(Figure record listings)
++++++++++
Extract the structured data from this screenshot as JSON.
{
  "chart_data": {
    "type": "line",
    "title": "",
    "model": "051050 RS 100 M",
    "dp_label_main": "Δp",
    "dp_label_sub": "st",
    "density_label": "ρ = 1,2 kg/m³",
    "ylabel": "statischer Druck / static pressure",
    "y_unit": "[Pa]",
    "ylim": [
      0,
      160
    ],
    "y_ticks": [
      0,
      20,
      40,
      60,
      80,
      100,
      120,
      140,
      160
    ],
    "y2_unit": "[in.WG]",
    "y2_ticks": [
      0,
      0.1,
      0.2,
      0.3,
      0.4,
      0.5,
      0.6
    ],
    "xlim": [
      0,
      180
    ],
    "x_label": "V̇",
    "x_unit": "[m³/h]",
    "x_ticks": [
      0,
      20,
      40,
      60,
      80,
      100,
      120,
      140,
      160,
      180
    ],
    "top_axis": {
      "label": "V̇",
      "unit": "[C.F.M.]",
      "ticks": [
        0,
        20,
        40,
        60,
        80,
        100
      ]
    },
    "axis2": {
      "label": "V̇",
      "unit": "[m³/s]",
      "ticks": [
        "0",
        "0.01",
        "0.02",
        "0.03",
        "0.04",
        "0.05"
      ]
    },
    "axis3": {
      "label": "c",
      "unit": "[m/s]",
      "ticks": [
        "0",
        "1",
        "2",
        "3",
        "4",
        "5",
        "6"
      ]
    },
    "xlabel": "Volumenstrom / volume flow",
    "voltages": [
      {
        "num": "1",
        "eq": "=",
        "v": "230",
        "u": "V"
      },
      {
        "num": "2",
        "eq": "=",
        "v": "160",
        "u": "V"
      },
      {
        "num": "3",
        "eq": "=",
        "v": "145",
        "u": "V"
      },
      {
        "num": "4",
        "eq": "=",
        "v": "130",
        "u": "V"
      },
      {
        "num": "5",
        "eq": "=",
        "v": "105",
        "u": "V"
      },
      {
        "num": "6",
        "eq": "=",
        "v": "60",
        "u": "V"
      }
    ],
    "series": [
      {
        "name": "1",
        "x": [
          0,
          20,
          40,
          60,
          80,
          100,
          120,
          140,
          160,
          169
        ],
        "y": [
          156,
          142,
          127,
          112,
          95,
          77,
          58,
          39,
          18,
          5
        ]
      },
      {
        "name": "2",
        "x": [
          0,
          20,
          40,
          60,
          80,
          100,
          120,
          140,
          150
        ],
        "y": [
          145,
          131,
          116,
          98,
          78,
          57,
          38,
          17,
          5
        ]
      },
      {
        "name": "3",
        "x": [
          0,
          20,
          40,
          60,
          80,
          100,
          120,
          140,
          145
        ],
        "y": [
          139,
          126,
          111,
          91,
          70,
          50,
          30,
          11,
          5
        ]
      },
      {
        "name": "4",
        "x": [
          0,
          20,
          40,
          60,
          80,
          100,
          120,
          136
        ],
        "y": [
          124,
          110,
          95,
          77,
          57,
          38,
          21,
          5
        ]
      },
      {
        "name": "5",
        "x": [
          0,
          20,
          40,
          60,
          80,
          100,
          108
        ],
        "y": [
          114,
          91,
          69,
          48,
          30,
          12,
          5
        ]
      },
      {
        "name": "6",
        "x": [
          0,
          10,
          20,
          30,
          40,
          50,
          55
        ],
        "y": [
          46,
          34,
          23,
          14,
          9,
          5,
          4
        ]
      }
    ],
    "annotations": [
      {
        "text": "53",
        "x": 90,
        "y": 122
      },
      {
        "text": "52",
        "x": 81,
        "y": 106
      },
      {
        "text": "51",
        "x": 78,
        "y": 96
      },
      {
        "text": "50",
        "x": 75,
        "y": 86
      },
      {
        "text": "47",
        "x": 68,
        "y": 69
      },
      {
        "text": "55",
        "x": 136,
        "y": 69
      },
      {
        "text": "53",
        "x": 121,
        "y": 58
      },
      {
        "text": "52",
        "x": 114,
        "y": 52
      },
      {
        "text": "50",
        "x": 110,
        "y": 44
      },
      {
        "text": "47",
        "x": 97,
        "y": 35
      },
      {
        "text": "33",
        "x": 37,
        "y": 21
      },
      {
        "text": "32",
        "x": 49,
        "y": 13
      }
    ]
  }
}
++++++++++
What you will do: Set out the complete listing exactly as shown.

Answer for the task:
Extract the structured data from this screenshot as JSON.
{
  "chart_data": {
    "type": "line",
    "title": "",
    "model": "051050 RS 100 M",
    "dp_label_main": "Δp",
    "dp_label_sub": "st",
    "density_label": "ρ = 1,2 kg/m³",
    "ylabel": "statischer Druck / static pressure",
    "y_unit": "[Pa]",
    "ylim": [
      0,
      160
    ],
    "y_ticks": [
      0,
      20,
      40,
      60,
      80,
      100,
      120,
      140,
      160
    ],
    "y2_unit": "[in.WG]",
    "y2_ticks": [
      0,
      0.1,
      0.2,
      0.3,
      0.4,
      0.5,
      0.6
    ],
    "xlim": [
      0,
      180
    ],
    "x_label": "V̇",
    "x_unit": "[m³/h]",
    "x_ticks": [
      0,
      20,
      40,
      60,
      80,
      100,
      120,
      140,
      160,
      180
    ],
    "top_axis": {
      "label": "V̇",
      "unit": "[C.F.M.]",
      "ticks": [
        0,
        20,
        40,
        60,
        80,
        100
      ]
    },
    "axis2": {
      "label": "V̇",
      "unit": "[m³/s]",
      "ticks": [
        "0",
        "0.01",
        "0.02",
        "0.03",
        "0.04",
        "0.05"
      ]
    },
    "axis3": {
      "label": "c",
      "unit": "[m/s]",
      "ticks": [
        "0",
        "1",
        "2",
        "3",
        "4",
        "5",
        "6"
      ]
    },
    "xlabel": "Volumenstrom / volume flow",
    "voltages": [
      {
        "num": "1",
        "eq": "=",
        "v": "230",
        "u": "V"
      },
      {
        "num": "2",
        "eq": "=",
        "v": "160",
        "u": "V"
      },
      {
        "num": "3",
        "eq": "=",
        "v": "145",
        "u": "V"
      },
      {
        "num": "4",
        "eq": "=",
        "v": "130",
        "u": "V"
      },
      {
        "num": "5",
        "eq": "=",
        "v": "105",
        "u": "V"
      },
      {
        "num": "6",
        "eq": "=",
        "v": "60",
        "u": "V"
      }
    ],
    "series": [
      {
        "name": "1",
        "x": [
          0,
          20,
          40,
          60,
          80,
          100,
          120,
          140,
          160,
          169
        ],
        "y": [
          156,
          142,
          127,
          112,
          95,
          77,
          58,
          39,
          18,
          5
        ]
      },
      {
        "name": "2",
        "x": [
          0,
          20,
          40,
          60,
          80,
          100,
          120,
          140,
          150
        ],
        "y": [
          145,
          131,
          116,
          98,
          78,
          57,
          38,
          17,
          5
        ]
      },
      {
        "name": "3",
        "x": [
          0,
          20,
          40,
          60,
          80,
          100,
          120,
          140,
          145
        ],
        "y": [
          139,
          126,
          111,
          91,
          70,
          50,
          30,
          11,
          5
        ]
      },
      {
        "name": "4",
        "x": [
          0,
          20,
          40,
          60,
          80,
          100,
          120,
          136
        ],
        "y": [
          124,
          110,
          95,
          77,
          57,
          38,
          21,
          5
        ]
      },
      {
        "name": "5",
        "x": [
          0,
          20,
          40,
          60,
          80,
          100,
          108
        ],
        "y": [
          114,
          91,
          69,
          48,
          30,
          12,
          5
        ]
      },
      {
        "name": "6",
        "x": [
          0,
          10,
          20,
          30,
          40,
          50,
          55
        ],
        "y": [
          46,
          34,
          23,
          14,
          9,
          5,
          4
        ]
      }
    ],
    "annotations": [
      {
        "text": "53",
        "x": 90,
        "y": 122
      },
      {
        "text": "52",
        "x": 81,
        "y": 106
      },
      {
        "text": "51",
        "x": 78,
        "y": 96
      },
      {
        "text": "50",
        "x": 75,
        "y": 86
      },
      {
        "text": "47",
        "x": 68,
        "y": 69
      },
      {
        "text": "55",
        "x": 136,
        "y": 69
      },
      {
        "text": "53",
        "x": 121,
        "y": 58
      },
      {
        "text": "52",
        "x": 114,
        "y": 52
      },
      {
        "text": "50",
        "x": 110,
        "y": 44
      },
      {
        "text": "47",
        "x": 97,
        "y": 35
      },
      {
        "text": "33",
        "x": 37,
        "y": 21
      },
      {
        "text": "32",
        "x": 49,
        "y": 13
      }
    ]
  }
}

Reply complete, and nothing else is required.